--- Given information ---

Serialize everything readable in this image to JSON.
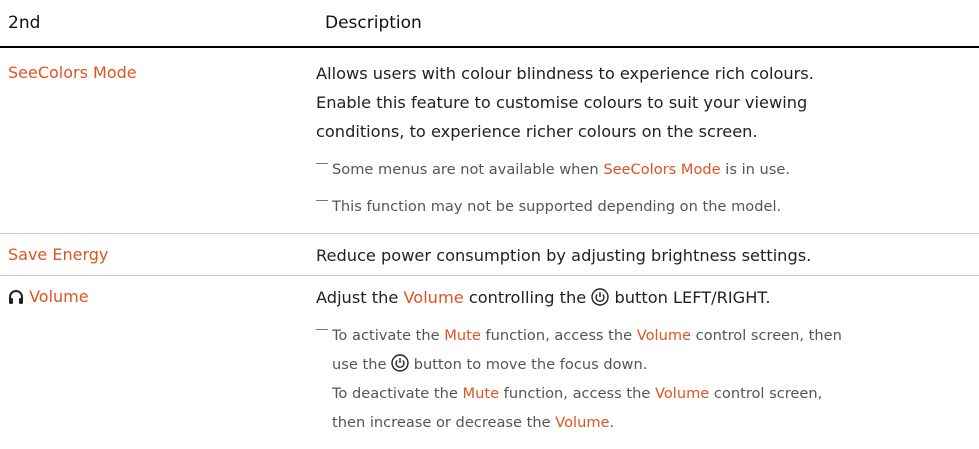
{
  "table": {
    "headers": {
      "col1": "2nd",
      "col2": "Description"
    },
    "rows": {
      "seecolors": {
        "name": "SeeColors Mode",
        "desc_lines": [
          "Allows users with colour blindness to experience rich colours.",
          "Enable this feature to customise colours to suit your viewing",
          "conditions, to experience richer colours on the screen."
        ],
        "note1": {
          "before": "Some menus are not available when ",
          "hl": "SeeColors Mode",
          "after": " is in use."
        },
        "note2": "This function may not be supported depending on the model."
      },
      "save_energy": {
        "name": "Save Energy",
        "desc": "Reduce power consumption by adjusting brightness settings."
      },
      "volume": {
        "name": "Volume",
        "icon": "headphones-icon",
        "desc": {
          "before": "Adjust the ",
          "hl": "Volume",
          "mid": " controlling the ",
          "after": " button LEFT/RIGHT.",
          "icon": "joystick-icon"
        },
        "note": {
          "l1_before": "To activate the ",
          "l1_hl1": "Mute",
          "l1_mid": " function, access the ",
          "l1_hl2": "Volume",
          "l1_after": " control screen, then",
          "l2_before": "use the ",
          "l2_after": " button to move the focus down.",
          "l3_before": "To deactivate the ",
          "l3_hl1": "Mute",
          "l3_mid": " function, access the ",
          "l3_hl2": "Volume",
          "l3_after": " control screen,",
          "l4_before": "then increase or decrease the ",
          "l4_hl": "Volume",
          "l4_after": "."
        }
      }
    }
  },
  "colors": {
    "accent": "#e0541f",
    "text": "#222222",
    "rule": "#000000",
    "divider": "#c8c8c8"
  }
}
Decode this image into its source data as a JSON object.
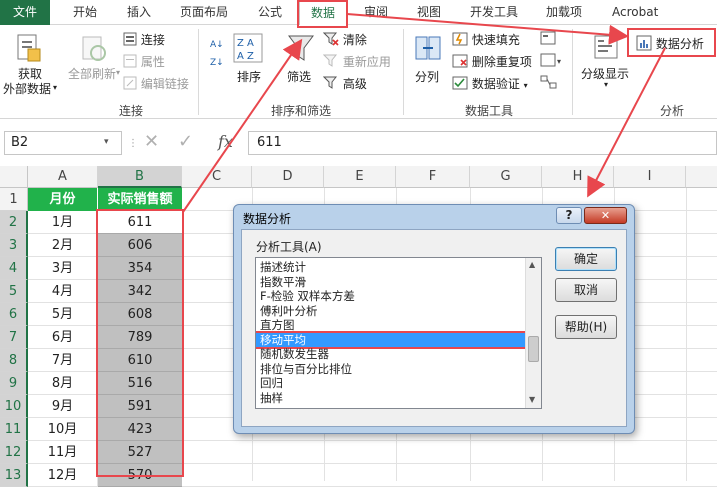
{
  "menu": {
    "file": "文件",
    "tabs": [
      "开始",
      "插入",
      "页面布局",
      "公式",
      "数据",
      "审阅",
      "视图",
      "开发工具",
      "加载项",
      "Acrobat"
    ]
  },
  "ribbon": {
    "get_external_line1": "获取",
    "get_external_line2": "外部数据",
    "refresh_all": "全部刷新",
    "connections": "连接",
    "properties": "属性",
    "edit_links": "编辑链接",
    "group_connections": "连接",
    "sort": "排序",
    "filter": "筛选",
    "clear": "清除",
    "reapply": "重新应用",
    "advanced": "高级",
    "group_sort_filter": "排序和筛选",
    "text_to_columns": "分列",
    "flash_fill": "快速填充",
    "remove_duplicates": "删除重复项",
    "data_validation": "数据验证",
    "group_data_tools": "数据工具",
    "outline": "分级显示",
    "data_analysis": "数据分析",
    "group_analysis": "分析"
  },
  "formula_bar": {
    "name_box": "B2",
    "fx": "fx",
    "value": "611"
  },
  "sheet": {
    "columns": [
      "A",
      "B",
      "C",
      "D",
      "E",
      "F",
      "G",
      "H",
      "I"
    ],
    "rows": [
      "1",
      "2",
      "3",
      "4",
      "5",
      "6",
      "7",
      "8",
      "9",
      "10",
      "11",
      "12",
      "13"
    ],
    "header_a": "月份",
    "header_b": "实际销售额",
    "months": [
      "1月",
      "2月",
      "3月",
      "4月",
      "5月",
      "6月",
      "7月",
      "8月",
      "9月",
      "10月",
      "11月",
      "12月"
    ],
    "sales": [
      "611",
      "606",
      "354",
      "342",
      "608",
      "789",
      "610",
      "516",
      "591",
      "423",
      "527",
      "570"
    ]
  },
  "dialog": {
    "title": "数据分析",
    "help_glyph": "?",
    "close_glyph": "✕",
    "list_label": "分析工具(A)",
    "tools": [
      "描述统计",
      "指数平滑",
      "F-检验 双样本方差",
      "傅利叶分析",
      "直方图",
      "移动平均",
      "随机数发生器",
      "排位与百分比排位",
      "回归",
      "抽样"
    ],
    "selected": "移动平均",
    "ok": "确定",
    "cancel": "取消",
    "help": "帮助(H)"
  },
  "colors": {
    "excel_green": "#217346",
    "header_green": "#21b24b",
    "highlight_red": "#e8474d",
    "selection_blue": "#3399ff"
  }
}
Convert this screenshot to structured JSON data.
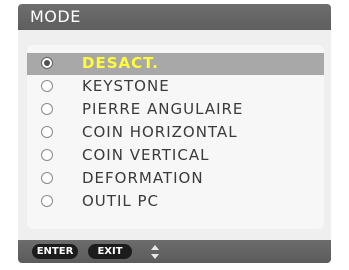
{
  "menu": {
    "title": "MODE",
    "options": [
      {
        "label": "DESACT.",
        "selected": true
      },
      {
        "label": "KEYSTONE",
        "selected": false
      },
      {
        "label": "PIERRE ANGULAIRE",
        "selected": false
      },
      {
        "label": "COIN HORIZONTAL",
        "selected": false
      },
      {
        "label": "COIN VERTICAL",
        "selected": false
      },
      {
        "label": "DEFORMATION",
        "selected": false
      },
      {
        "label": "OUTIL PC",
        "selected": false
      }
    ]
  },
  "footer": {
    "enter_label": "ENTER",
    "exit_label": "EXIT",
    "nav_icon": "up-down-arrows-icon"
  },
  "colors": {
    "header_bg": "#666666",
    "selected_row_bg": "#a8a8a8",
    "selected_text": "#ffff33",
    "option_text": "#3a3a3a",
    "key_bg": "#1c1c1c"
  }
}
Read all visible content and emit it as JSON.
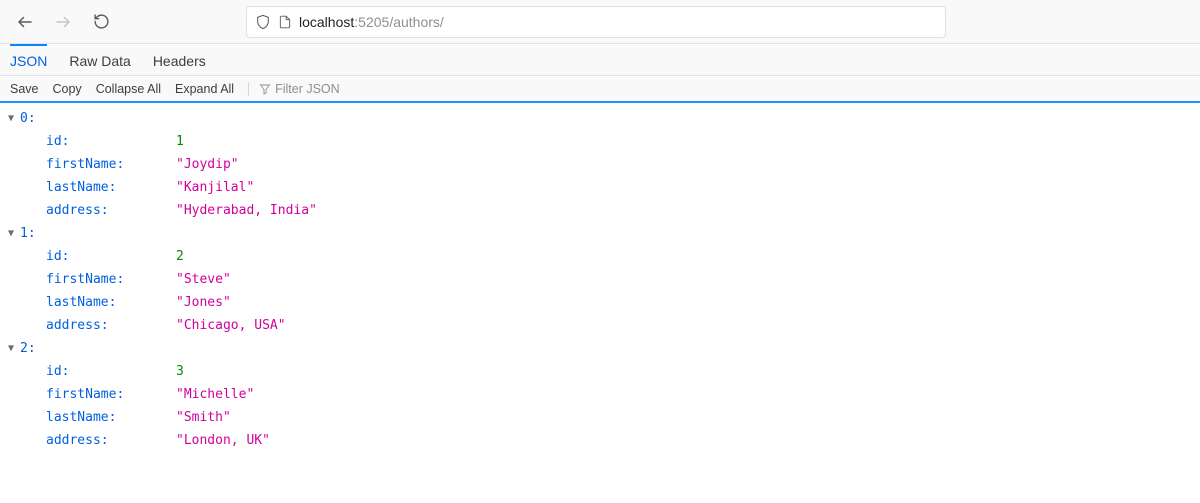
{
  "navbar": {
    "url_host": "localhost",
    "url_port": ":5205",
    "url_path": "/authors/"
  },
  "tabs": {
    "json": "JSON",
    "raw": "Raw Data",
    "headers": "Headers"
  },
  "toolbar": {
    "save": "Save",
    "copy": "Copy",
    "collapse": "Collapse All",
    "expand": "Expand All",
    "filter_placeholder": "Filter JSON"
  },
  "json": [
    {
      "id": 1,
      "firstName": "Joydip",
      "lastName": "Kanjilal",
      "address": "Hyderabad, India"
    },
    {
      "id": 2,
      "firstName": "Steve",
      "lastName": "Jones",
      "address": "Chicago, USA"
    },
    {
      "id": 3,
      "firstName": "Michelle",
      "lastName": "Smith",
      "address": "London, UK"
    }
  ],
  "keys": {
    "id": "id",
    "firstName": "firstName",
    "lastName": "lastName",
    "address": "address"
  }
}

---

* _Short exercise_
Report how many lines of the listing hold the word "experience", with nothing but the number.

* _Exercise result_
2